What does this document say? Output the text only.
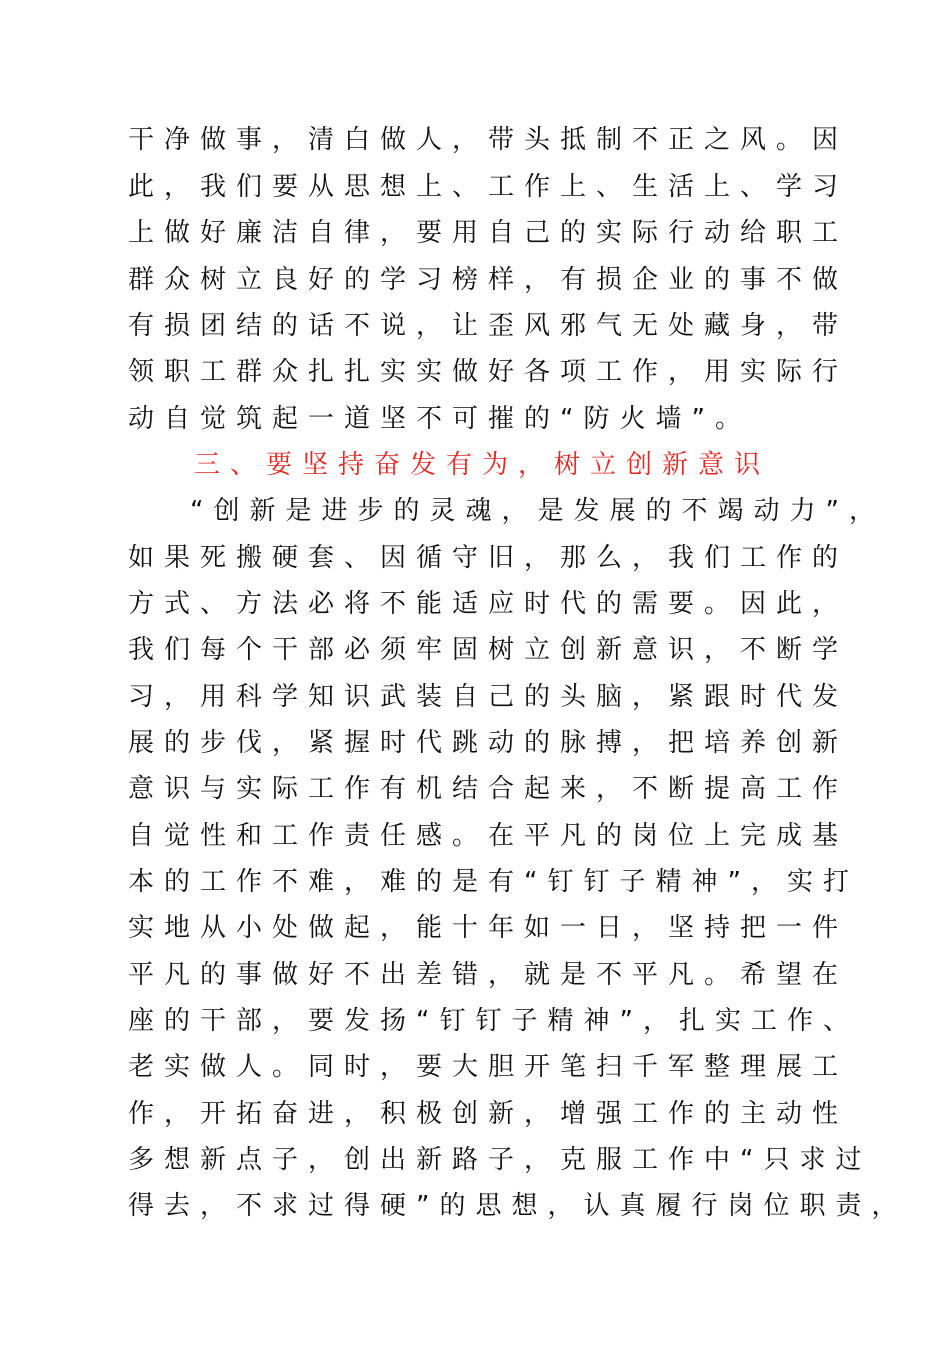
干净做事，清白做人，带头抵制不正之风。因
此，我们要从思想上、工作上、生活上、学习
上做好廉洁自律，要用自己的实际行动给职工
群众树立良好的学习榜样，有损企业的事不做
有损团结的话不说，让歪风邪气无处藏身，带
领职工群众扎扎实实做好各项工作，用实际行
动自觉筑起一道坚不可摧的“防火墙”。
三、要坚持奋发有为，树立创新意识
“创新是进步的灵魂，是发展的不竭动力”，
如果死搬硬套、因循守旧，那么，我们工作的
方式、方法必将不能适应时代的需要。因此，
我们每个干部必须牢固树立创新意识，不断学
习，用科学知识武装自己的头脑，紧跟时代发
展的步伐，紧握时代跳动的脉搏，把培养创新
意识与实际工作有机结合起来，不断提高工作
自觉性和工作责任感。在平凡的岗位上完成基
本的工作不难，难的是有“钉钉子精神”，实打
实地从小处做起，能十年如一日，坚持把一件
平凡的事做好不出差错，就是不平凡。希望在
座的干部，要发扬“钉钉子精神”，扎实工作、
老实做人。同时，要大胆开笔扫千军整理展工
作，开拓奋进，积极创新，增强工作的主动性
多想新点子，创出新路子，克服工作中“只求过
得去，不求过得硬”的思想，认真履行岗位职责，
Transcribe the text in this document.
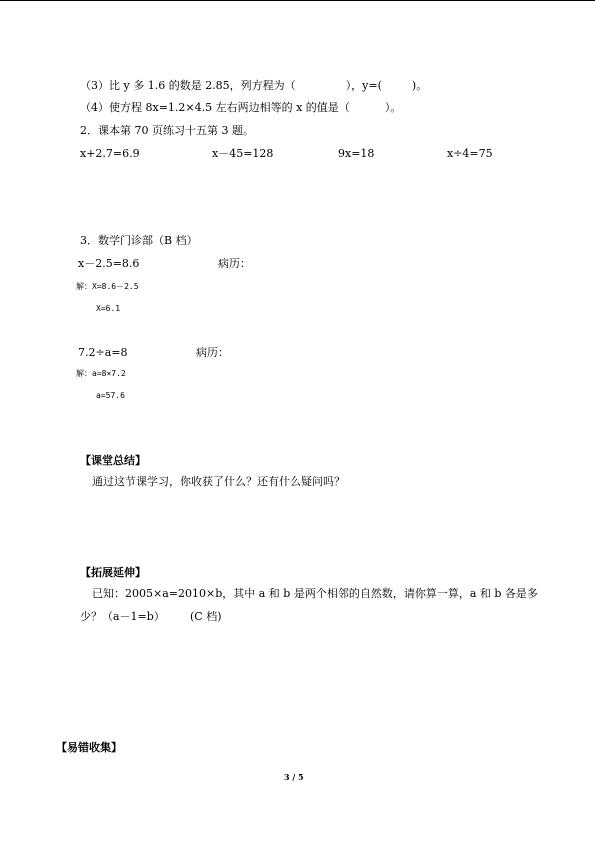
（3）比 y 多 1.6 的数是 2.85，列方程为（	），y=(	)。
（4）使方程 8x=1.2×4.5 左右两边相等的 x 的值是（	）。
2．课本第 70 页练习十五第 3 题。
x+2.7=6.9	x－45=128	9x=18	x÷4=75
3．数学门诊部（B 档）
x－2.5=8.6	病历：
解：X=8.6－2.5
X=6.1
7.2÷a=8	病历：
解：a=8×7.2
a=57.6
【课堂总结】
通过这节课学习，你收获了什么？还有什么疑问吗？
【拓展延伸】
已知：2005×a=2010×b，其中 a 和 b 是两个相邻的自然数，请你算一算，a 和 b 各是多
少？（a－1=b） (C 档)
【易错收集】
3 / 5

### STATED EXERCISE
Which lines above contain the word "document"? Copy each of them.

### RESULT OF THIS TASK
What does this document say? Output the text only.
Transcribe the text in this document.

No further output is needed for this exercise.